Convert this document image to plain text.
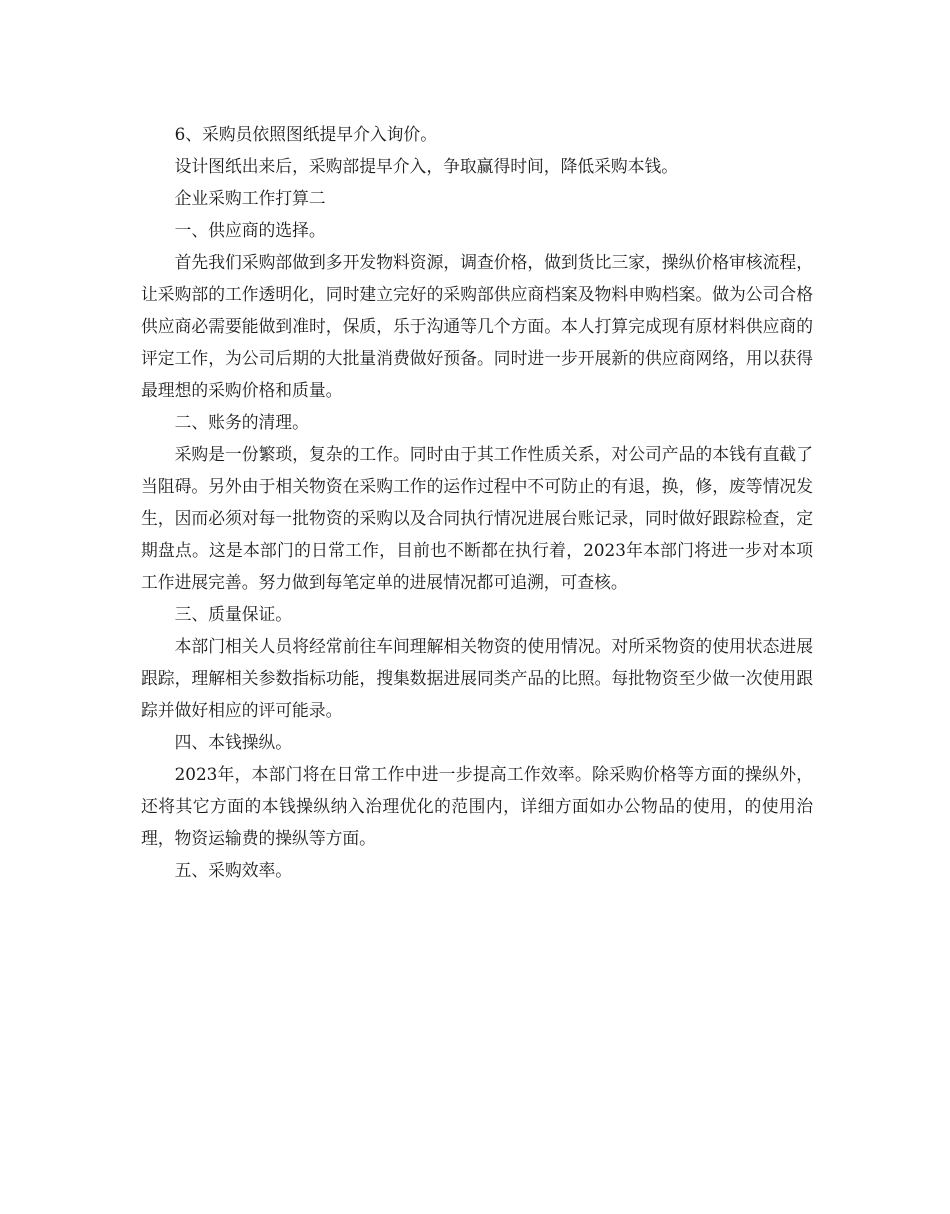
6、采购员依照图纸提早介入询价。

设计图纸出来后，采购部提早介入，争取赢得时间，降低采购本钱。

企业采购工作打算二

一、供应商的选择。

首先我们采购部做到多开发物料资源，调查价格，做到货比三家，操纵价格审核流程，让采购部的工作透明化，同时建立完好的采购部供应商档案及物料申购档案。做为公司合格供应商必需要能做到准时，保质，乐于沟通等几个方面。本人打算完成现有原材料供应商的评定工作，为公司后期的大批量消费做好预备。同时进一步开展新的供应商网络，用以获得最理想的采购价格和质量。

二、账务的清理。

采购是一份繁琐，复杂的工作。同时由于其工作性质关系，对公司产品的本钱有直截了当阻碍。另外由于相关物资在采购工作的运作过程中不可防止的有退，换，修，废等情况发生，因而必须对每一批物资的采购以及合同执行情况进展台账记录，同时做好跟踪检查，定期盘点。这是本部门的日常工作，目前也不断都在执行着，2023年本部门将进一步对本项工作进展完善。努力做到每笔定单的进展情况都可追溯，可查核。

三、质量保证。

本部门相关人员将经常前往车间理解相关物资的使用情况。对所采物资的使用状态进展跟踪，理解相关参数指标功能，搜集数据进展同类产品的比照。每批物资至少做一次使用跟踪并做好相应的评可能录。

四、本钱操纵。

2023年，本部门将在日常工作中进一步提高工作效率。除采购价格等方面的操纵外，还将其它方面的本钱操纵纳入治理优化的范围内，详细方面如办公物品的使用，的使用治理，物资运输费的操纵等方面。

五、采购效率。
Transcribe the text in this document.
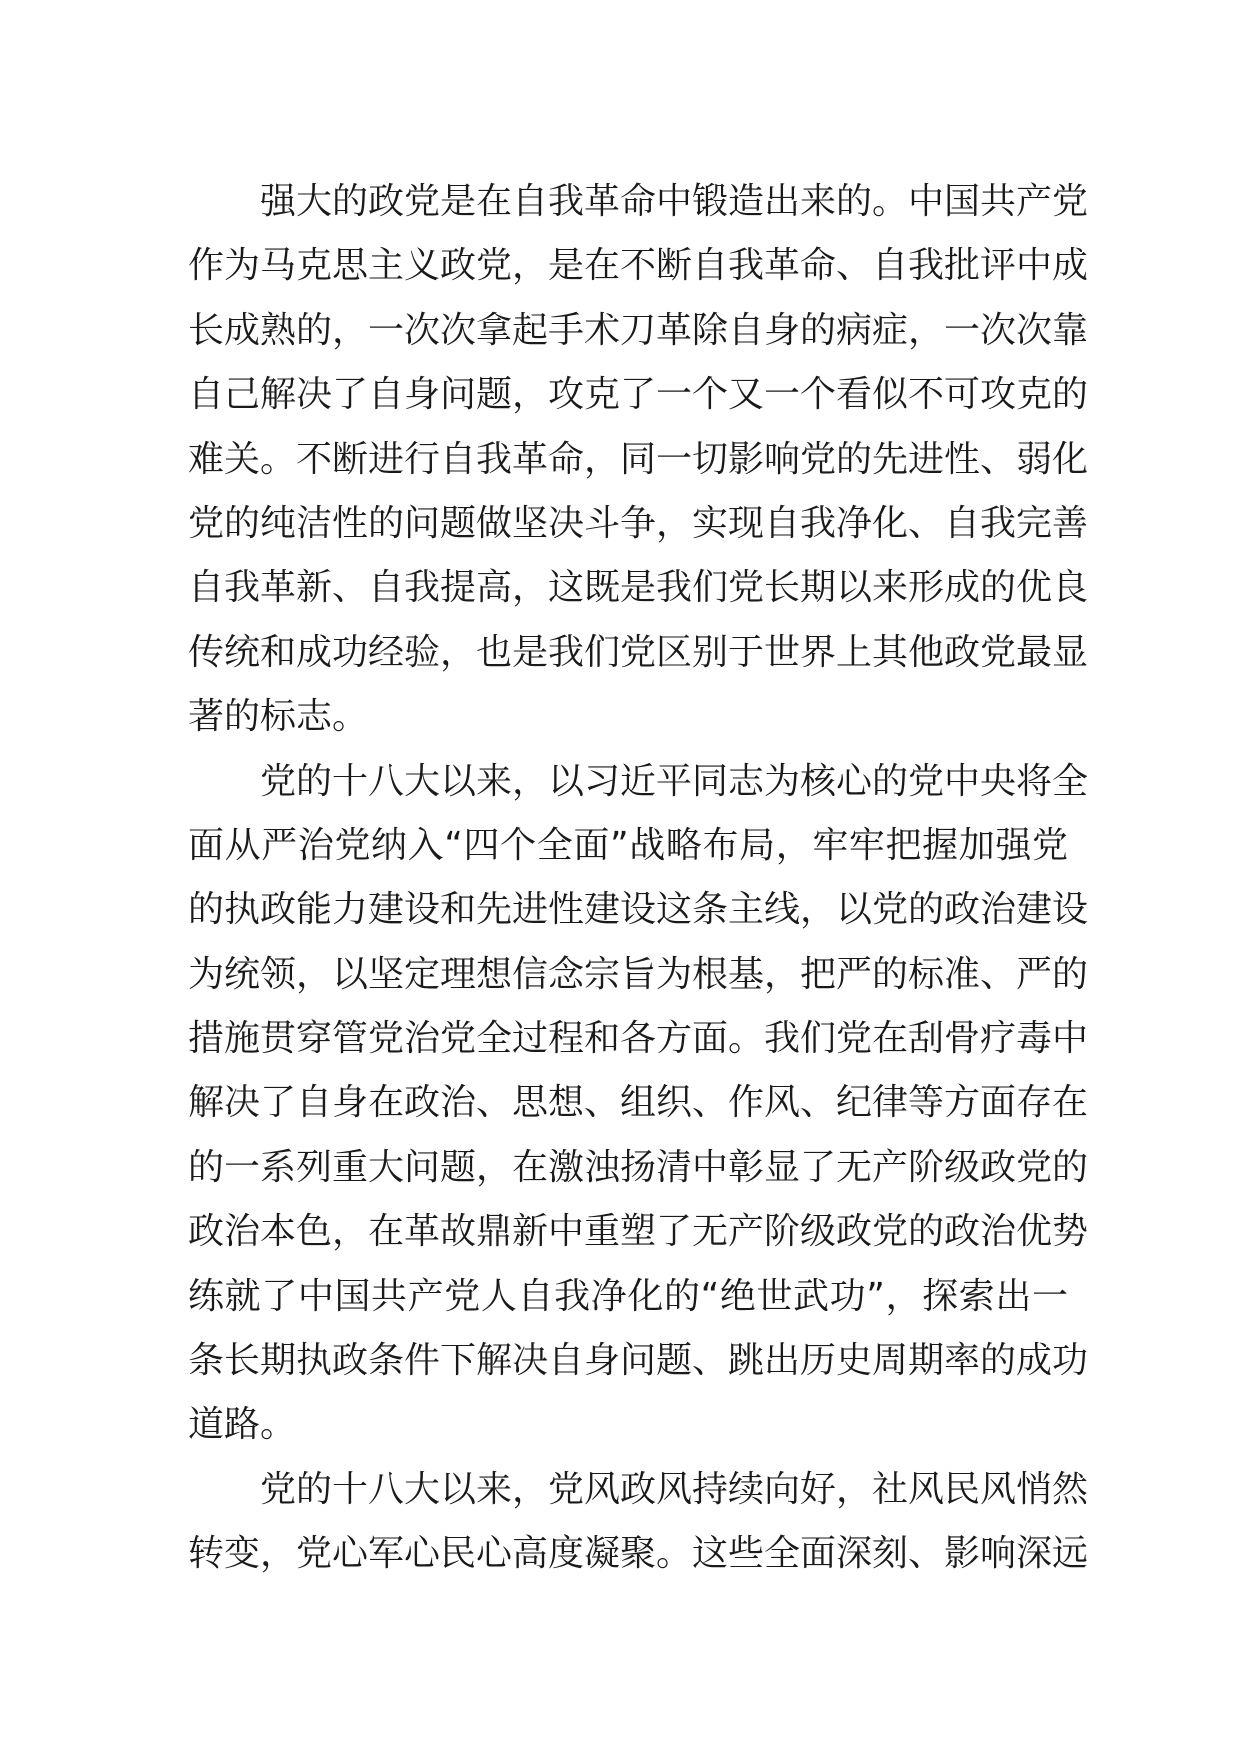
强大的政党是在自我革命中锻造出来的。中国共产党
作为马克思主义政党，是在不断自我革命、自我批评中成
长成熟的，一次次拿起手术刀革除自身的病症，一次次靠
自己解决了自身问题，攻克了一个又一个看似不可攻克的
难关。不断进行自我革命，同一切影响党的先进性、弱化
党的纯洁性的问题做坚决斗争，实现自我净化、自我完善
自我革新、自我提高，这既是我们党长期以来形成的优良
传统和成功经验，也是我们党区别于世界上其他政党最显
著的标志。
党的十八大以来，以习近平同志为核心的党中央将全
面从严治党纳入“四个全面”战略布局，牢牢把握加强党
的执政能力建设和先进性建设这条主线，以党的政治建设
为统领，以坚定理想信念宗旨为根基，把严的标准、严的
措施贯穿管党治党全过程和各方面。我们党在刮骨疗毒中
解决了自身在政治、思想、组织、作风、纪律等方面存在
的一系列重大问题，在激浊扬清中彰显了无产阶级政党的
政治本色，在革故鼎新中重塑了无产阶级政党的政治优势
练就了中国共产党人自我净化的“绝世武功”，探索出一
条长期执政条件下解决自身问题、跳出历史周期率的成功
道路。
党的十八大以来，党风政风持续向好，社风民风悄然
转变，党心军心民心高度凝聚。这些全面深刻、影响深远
================================
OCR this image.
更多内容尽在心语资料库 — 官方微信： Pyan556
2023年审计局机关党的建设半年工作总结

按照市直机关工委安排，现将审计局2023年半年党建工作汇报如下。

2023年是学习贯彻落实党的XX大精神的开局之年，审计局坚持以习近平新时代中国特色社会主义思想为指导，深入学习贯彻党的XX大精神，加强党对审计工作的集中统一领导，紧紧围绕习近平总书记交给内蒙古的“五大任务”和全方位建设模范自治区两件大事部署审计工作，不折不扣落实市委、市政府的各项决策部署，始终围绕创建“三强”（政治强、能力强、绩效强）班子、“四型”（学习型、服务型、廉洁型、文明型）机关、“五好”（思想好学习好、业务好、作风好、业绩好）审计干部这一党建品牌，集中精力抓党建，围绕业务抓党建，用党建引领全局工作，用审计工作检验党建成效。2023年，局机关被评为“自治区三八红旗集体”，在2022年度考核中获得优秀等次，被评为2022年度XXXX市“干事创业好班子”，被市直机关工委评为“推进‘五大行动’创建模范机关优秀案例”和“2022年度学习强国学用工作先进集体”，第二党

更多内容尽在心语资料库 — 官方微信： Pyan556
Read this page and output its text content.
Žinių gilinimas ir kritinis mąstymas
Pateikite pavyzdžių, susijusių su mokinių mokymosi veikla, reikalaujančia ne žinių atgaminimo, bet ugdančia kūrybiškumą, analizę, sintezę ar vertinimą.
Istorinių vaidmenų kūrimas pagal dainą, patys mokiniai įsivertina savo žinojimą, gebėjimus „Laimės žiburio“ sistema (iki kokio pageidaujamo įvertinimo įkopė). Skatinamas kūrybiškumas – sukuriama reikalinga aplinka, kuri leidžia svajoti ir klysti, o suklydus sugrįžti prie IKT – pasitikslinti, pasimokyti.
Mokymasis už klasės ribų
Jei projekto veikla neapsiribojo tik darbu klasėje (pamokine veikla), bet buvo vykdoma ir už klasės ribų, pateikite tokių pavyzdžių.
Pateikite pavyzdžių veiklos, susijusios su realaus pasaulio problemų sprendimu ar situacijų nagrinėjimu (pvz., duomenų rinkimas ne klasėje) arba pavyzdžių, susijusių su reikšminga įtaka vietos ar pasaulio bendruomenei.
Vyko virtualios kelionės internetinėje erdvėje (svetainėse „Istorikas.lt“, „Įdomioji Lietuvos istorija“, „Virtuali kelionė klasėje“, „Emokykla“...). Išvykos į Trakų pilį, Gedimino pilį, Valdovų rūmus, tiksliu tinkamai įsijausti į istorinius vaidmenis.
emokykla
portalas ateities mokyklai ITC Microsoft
================================
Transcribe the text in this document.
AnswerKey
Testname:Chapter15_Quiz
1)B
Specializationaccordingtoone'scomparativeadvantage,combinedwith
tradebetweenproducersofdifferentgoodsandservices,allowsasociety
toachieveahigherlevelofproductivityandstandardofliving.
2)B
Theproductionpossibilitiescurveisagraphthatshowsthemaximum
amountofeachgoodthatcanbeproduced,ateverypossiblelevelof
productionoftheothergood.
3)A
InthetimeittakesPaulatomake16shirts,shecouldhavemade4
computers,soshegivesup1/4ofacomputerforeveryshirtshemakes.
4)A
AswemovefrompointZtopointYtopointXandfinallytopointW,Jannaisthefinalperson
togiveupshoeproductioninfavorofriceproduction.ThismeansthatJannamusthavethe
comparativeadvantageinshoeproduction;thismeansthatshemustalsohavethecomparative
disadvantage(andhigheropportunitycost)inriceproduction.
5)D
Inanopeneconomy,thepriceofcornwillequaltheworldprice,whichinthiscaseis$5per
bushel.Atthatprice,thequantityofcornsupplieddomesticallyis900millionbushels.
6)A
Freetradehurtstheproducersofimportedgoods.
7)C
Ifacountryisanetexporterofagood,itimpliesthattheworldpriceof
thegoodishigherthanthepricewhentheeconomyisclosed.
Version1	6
================================
Task: Read the entries and pick out all lines that include the word "klasėje".

Output:
Jei projekto veikla neapsiribojo tik darbu klasėje (pamokine veikla), bet buvo vykdoma ir už klasės ribų, pateikite tokių pavyzdžių.
Pateikite pavyzdžių veiklos, susijusios su realaus pasaulio problemų sprendimu ar situacijų nagrinėjimu (pvz., duomenų rinkimas ne klasėje) arba pavyzdžių, susijusių su reikšminga įtaka vietos ar pasaulio bendruomenei.
Vyko virtualios kelionės internetinėje erdvėje (svetainėse „Istorikas.lt“, „Įdomioji Lietuvos istorija“, „Virtuali kelionė klasėje“, „Emokykla“...). Išvykos į Trakų pilį, Gedimino pilį, Valdovų rūmus, tiksliu tinkamai įsijausti į istorinius vaidmenis.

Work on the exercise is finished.